• **Task requirements**: Reproduce the entries word for word, and omit any picture you find in them.

• **Stored data**:
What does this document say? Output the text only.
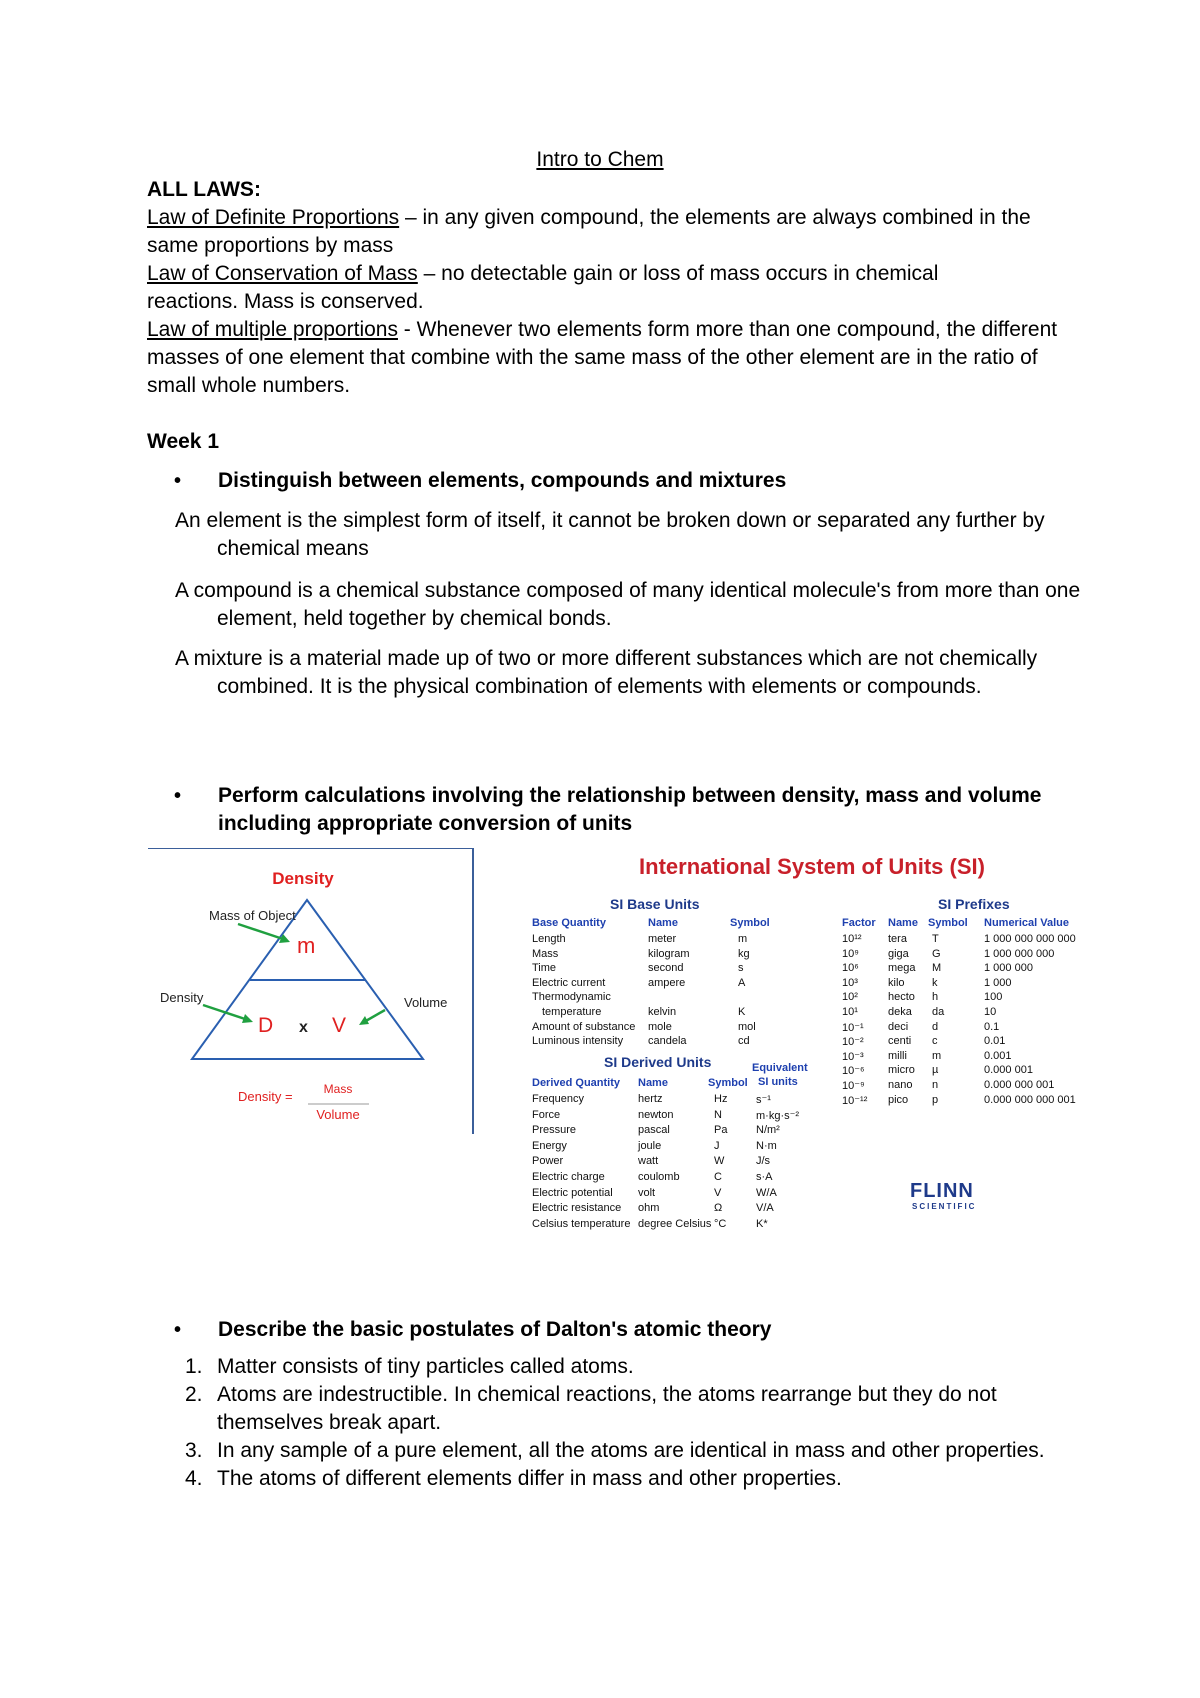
Intro to Chem
ALL LAWS:
Law of Definite Proportions – in any given compound, the elements are always combined in the same proportions by mass
Law of Conservation of Mass – no detectable gain or loss of mass occurs in chemical reactions. Mass is conserved.
Law of multiple proportions - Whenever two elements form more than one compound, the different masses of one element that combine with the same mass of the other element are in the ratio of small whole numbers.
Week 1
• Distinguish between elements, compounds and mixtures
An element is the simplest form of itself, it cannot be broken down or separated any further by chemical means
A compound is a chemical substance composed of many identical molecule's from more than one element, held together by chemical bonds.
A mixture is a material made up of two or more different substances which are not chemically combined. It is the physical combination of elements with elements or compounds.
• Perform calculations involving the relationship between density, mass and volume including appropriate conversion of units
Density
Mass of Object
m
Density
D x V
Volume
Density =	Mass
Volume
International System of Units (SI)
SI Base Units
Base Quantity	Name	Symbol
Length	meter	m
Mass	kilogram	kg
Time	second	s
Electric current	ampere	A
Thermodynamic
temperature	kelvin	K
Amount of substance mole	mol
Luminous intensity candela	cd
SI Derived Units
Derived Quantity Name	Symbol
Equivalent
SI units
Frequency	hertz	Hz	s⁻¹
Force	newton	N	m·kg·s⁻²
Pressure	pascal	Pa	N/m²
Energy	joule	J	N·m
Power	watt	W	J/s
Electric charge	coulomb	C	s·A
Electric potential volt	V	W/A
Electric resistance ohm	Ω	V/A
Celsius temperature degree Celsius °C	K*
SI Prefixes
Factor Name Symbol Numerical Value
10¹² tera T	1 000 000 000 000
10⁹	giga G	1 000 000 000
10⁶	mega M	1 000 000
10³	kilo k	1 000
10²	hecto h	100
10¹	deka da	10
10⁻¹ deci d	0.1
10⁻² centi c	0.01
10⁻³ milli m	0.001
10⁻⁶ micro µ	0.000 001
10⁻⁹ nano n	0.000 000 001
10⁻¹² pico p	0.000 000 000 001
FLINN
SCIENTIFIC
• Describe the basic postulates of Dalton's atomic theory
1. Matter consists of tiny particles called atoms.
2. Atoms are indestructible. In chemical reactions, the atoms rearrange but they do not themselves break apart.
3. In any sample of a pure element, all the atoms are identical in mass and other properties.
4. The atoms of different elements differ in mass and other properties.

• **Written solution**:
What does this document say? Output the text only.
Intro to Chem
ALL LAWS:
Law of Definite Proportions – in any given compound, the elements are always combined in the same proportions by mass
Law of Conservation of Mass – no detectable gain or loss of mass occurs in chemical reactions. Mass is conserved.
Law of multiple proportions - Whenever two elements form more than one compound, the different masses of one element that combine with the same mass of the other element are in the ratio of small whole numbers.
Week 1
• Distinguish between elements, compounds and mixtures
An element is the simplest form of itself, it cannot be broken down or separated any further by chemical means
A compound is a chemical substance composed of many identical molecule's from more than one element, held together by chemical bonds.
A mixture is a material made up of two or more different substances which are not chemically combined. It is the physical combination of elements with elements or compounds.
• Perform calculations involving the relationship between density, mass and volume including appropriate conversion of units
Density
Mass of Object
m
Density
D x V
Volume
Density =	Mass
Volume
International System of Units (SI)
SI Base Units
Base Quantity	Name	Symbol
Length	meter	m
Mass	kilogram	kg
Time	second	s
Electric current	ampere	A
Thermodynamic
temperature	kelvin	K
Amount of substance mole	mol
Luminous intensity candela	cd
SI Derived Units
Derived Quantity Name	Symbol
Equivalent
SI units
Frequency	hertz	Hz	s⁻¹
Force	newton	N	m·kg·s⁻²
Pressure	pascal	Pa	N/m²
Energy	joule	J	N·m
Power	watt	W	J/s
Electric charge	coulomb	C	s·A
Electric potential volt	V	W/A
Electric resistance ohm	Ω	V/A
Celsius temperature degree Celsius °C	K*
SI Prefixes
Factor Name Symbol Numerical Value
10¹² tera T	1 000 000 000 000
10⁹	giga G	1 000 000 000
10⁶	mega M	1 000 000
10³	kilo k	1 000
10²	hecto h	100
10¹	deka da	10
10⁻¹ deci d	0.1
10⁻² centi c	0.01
10⁻³ milli m	0.001
10⁻⁶ micro µ	0.000 001
10⁻⁹ nano n	0.000 000 001
10⁻¹² pico p	0.000 000 000 001
FLINN
SCIENTIFIC
• Describe the basic postulates of Dalton's atomic theory
1. Matter consists of tiny particles called atoms.
2. Atoms are indestructible. In chemical reactions, the atoms rearrange but they do not themselves break apart.
3. In any sample of a pure element, all the atoms are identical in mass and other properties.
4. The atoms of different elements differ in mass and other properties.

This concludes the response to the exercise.